§ **Problem statement**
Write every line of the material out exactly as shown.

§ **Working data**
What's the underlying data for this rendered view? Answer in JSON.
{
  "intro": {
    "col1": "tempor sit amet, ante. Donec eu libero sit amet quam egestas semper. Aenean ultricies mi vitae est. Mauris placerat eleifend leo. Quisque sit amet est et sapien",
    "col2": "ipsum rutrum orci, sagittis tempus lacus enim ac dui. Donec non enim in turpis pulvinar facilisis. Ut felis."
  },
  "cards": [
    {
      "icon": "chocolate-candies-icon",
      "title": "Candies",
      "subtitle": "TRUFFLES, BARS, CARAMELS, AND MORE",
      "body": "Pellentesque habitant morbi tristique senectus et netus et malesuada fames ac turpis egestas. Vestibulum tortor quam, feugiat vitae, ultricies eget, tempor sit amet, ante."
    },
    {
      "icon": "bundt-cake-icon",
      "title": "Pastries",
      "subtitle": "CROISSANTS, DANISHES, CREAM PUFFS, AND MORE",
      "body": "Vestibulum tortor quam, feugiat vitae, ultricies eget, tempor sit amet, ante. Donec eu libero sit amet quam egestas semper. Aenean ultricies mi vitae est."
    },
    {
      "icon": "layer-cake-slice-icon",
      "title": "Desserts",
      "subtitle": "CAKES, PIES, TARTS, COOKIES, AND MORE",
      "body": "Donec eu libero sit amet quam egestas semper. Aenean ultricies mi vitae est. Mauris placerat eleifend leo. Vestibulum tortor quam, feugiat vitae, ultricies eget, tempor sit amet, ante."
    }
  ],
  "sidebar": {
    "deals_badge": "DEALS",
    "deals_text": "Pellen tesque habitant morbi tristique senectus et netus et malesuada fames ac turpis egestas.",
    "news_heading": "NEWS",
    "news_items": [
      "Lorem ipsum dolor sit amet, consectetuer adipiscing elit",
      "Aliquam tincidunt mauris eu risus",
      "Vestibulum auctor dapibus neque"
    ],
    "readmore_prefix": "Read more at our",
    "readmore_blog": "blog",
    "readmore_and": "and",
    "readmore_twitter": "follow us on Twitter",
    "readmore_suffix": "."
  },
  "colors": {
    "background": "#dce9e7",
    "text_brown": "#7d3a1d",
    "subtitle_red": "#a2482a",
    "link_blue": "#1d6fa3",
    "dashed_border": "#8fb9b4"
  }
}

§ **Answer in full**
What's the underlying data for this rendered view? Answer in JSON.
{
  "intro": {
    "col1": "tempor sit amet, ante. Donec eu libero sit amet quam egestas semper. Aenean ultricies mi vitae est. Mauris placerat eleifend leo. Quisque sit amet est et sapien",
    "col2": "ipsum rutrum orci, sagittis tempus lacus enim ac dui. Donec non enim in turpis pulvinar facilisis. Ut felis."
  },
  "cards": [
    {
      "icon": "chocolate-candies-icon",
      "title": "Candies",
      "subtitle": "TRUFFLES, BARS, CARAMELS, AND MORE",
      "body": "Pellentesque habitant morbi tristique senectus et netus et malesuada fames ac turpis egestas. Vestibulum tortor quam, feugiat vitae, ultricies eget, tempor sit amet, ante."
    },
    {
      "icon": "bundt-cake-icon",
      "title": "Pastries",
      "subtitle": "CROISSANTS, DANISHES, CREAM PUFFS, AND MORE",
      "body": "Vestibulum tortor quam, feugiat vitae, ultricies eget, tempor sit amet, ante. Donec eu libero sit amet quam egestas semper. Aenean ultricies mi vitae est."
    },
    {
      "icon": "layer-cake-slice-icon",
      "title": "Desserts",
      "subtitle": "CAKES, PIES, TARTS, COOKIES, AND MORE",
      "body": "Donec eu libero sit amet quam egestas semper. Aenean ultricies mi vitae est. Mauris placerat eleifend leo. Vestibulum tortor quam, feugiat vitae, ultricies eget, tempor sit amet, ante."
    }
  ],
  "sidebar": {
    "deals_badge": "DEALS",
    "deals_text": "Pellen tesque habitant morbi tristique senectus et netus et malesuada fames ac turpis egestas.",
    "news_heading": "NEWS",
    "news_items": [
      "Lorem ipsum dolor sit amet, consectetuer adipiscing elit",
      "Aliquam tincidunt mauris eu risus",
      "Vestibulum auctor dapibus neque"
    ],
    "readmore_prefix": "Read more at our",
    "readmore_blog": "blog",
    "readmore_and": "and",
    "readmore_twitter": "follow us on Twitter",
    "readmore_suffix": "."
  },
  "colors": {
    "background": "#dce9e7",
    "text_brown": "#7d3a1d",
    "subtitle_red": "#a2482a",
    "link_blue": "#1d6fa3",
    "dashed_border": "#8fb9b4"
  }
}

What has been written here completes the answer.